Recorded data
## begin

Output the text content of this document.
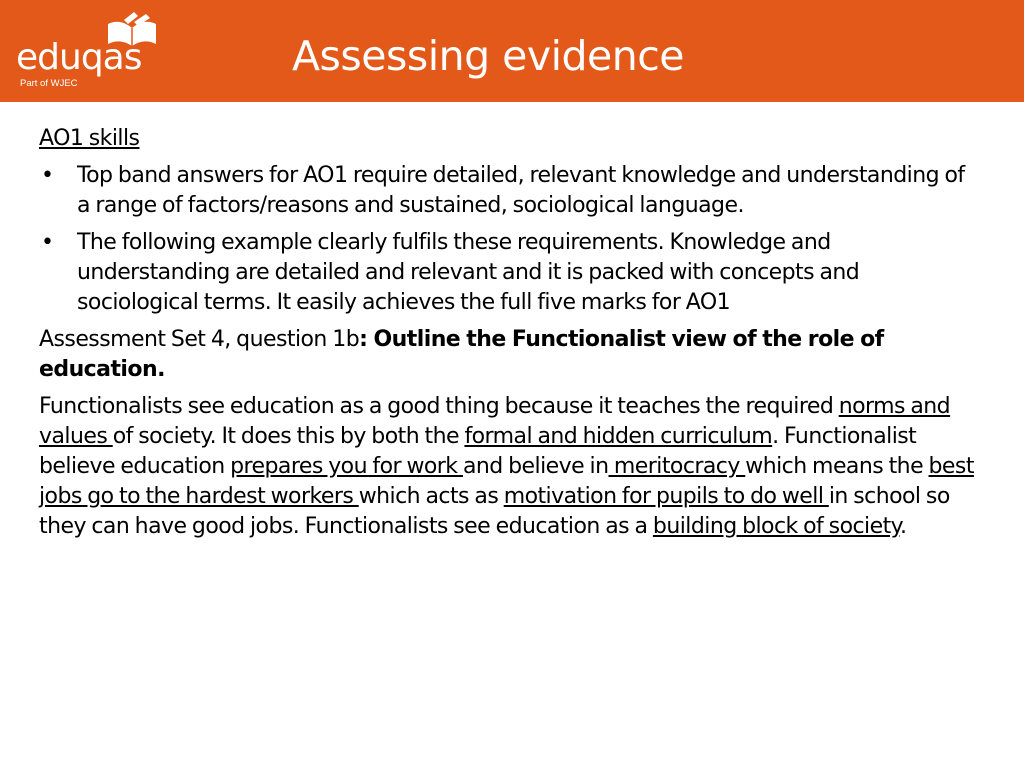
eduqas
Part of WJEC
Assessing evidence

AO1 skills

• Top band answers for AO1 require detailed, relevant knowledge and understanding of a range of factors/reasons and sustained, sociological language.
• The following example clearly fulfils these requirements. Knowledge and understanding are detailed and relevant and it is packed with concepts and sociological terms. It easily achieves the full five marks for AO1

Assessment Set 4, question 1b: Outline the Functionalist view of the role of education.

Functionalists see education as a good thing because it teaches the required norms and values of society. It does this by both the formal and hidden curriculum. Functionalist believe education prepares you for work and believe in meritocracy which means the best jobs go to the hardest workers which acts as motivation for pupils to do well in school so they can have good jobs. Functionalists see education as a building block of society.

## end

From the data above, write out everything exactly except the pictures.

Output the text content of this document.
eduqas
Part of WJEC
Assessing evidence

AO1 skills

• Top band answers for AO1 require detailed, relevant knowledge and understanding of a range of factors/reasons and sustained, sociological language.
• The following example clearly fulfils these requirements. Knowledge and understanding are detailed and relevant and it is packed with concepts and sociological terms. It easily achieves the full five marks for AO1

Assessment Set 4, question 1b: Outline the Functionalist view of the role of education.

Functionalists see education as a good thing because it teaches the required norms and values of society. It does this by both the formal and hidden curriculum. Functionalist believe education prepares you for work and believe in meritocracy which means the best jobs go to the hardest workers which acts as motivation for pupils to do well in school so they can have good jobs. Functionalists see education as a building block of society.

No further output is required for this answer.